Read the entries below and pull out each line with the string "Frenkie".

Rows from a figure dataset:
☆ ☆ ☆ ☆ ☆ ☆ ☆
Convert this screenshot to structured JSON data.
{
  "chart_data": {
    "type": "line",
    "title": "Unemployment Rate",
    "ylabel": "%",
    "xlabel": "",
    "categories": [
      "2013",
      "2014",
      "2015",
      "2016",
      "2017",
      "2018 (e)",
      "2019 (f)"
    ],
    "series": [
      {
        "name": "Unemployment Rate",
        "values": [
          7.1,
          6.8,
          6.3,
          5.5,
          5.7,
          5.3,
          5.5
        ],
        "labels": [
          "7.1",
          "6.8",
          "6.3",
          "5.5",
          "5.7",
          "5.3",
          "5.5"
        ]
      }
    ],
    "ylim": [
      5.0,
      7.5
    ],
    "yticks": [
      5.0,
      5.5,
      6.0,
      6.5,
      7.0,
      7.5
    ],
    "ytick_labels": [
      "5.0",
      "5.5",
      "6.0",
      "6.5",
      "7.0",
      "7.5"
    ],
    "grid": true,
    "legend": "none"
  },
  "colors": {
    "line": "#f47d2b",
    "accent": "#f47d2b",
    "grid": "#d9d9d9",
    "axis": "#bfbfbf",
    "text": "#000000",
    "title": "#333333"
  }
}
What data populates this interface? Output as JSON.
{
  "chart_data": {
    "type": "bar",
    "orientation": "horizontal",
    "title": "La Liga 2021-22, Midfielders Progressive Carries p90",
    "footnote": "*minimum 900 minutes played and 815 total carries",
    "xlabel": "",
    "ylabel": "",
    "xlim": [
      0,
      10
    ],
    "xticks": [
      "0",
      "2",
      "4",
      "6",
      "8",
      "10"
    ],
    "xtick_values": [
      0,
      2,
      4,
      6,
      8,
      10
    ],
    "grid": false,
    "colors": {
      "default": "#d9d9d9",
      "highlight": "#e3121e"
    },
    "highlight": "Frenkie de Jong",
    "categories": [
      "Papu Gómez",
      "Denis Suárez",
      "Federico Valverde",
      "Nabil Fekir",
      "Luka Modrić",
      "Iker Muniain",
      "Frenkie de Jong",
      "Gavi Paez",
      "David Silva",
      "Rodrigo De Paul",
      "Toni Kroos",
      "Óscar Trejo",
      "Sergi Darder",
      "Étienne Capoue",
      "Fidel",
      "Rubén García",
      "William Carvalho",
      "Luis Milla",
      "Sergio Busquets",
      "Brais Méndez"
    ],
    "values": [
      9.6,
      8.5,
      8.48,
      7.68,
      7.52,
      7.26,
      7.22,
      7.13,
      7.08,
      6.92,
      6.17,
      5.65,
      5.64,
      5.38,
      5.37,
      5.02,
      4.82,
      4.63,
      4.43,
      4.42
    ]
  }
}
☆ ☆ ☆ ☆ ☆ ☆ ☆
■ Final answer ■
    "highlight": "Frenkie de Jong",
      "Frenkie de Jong",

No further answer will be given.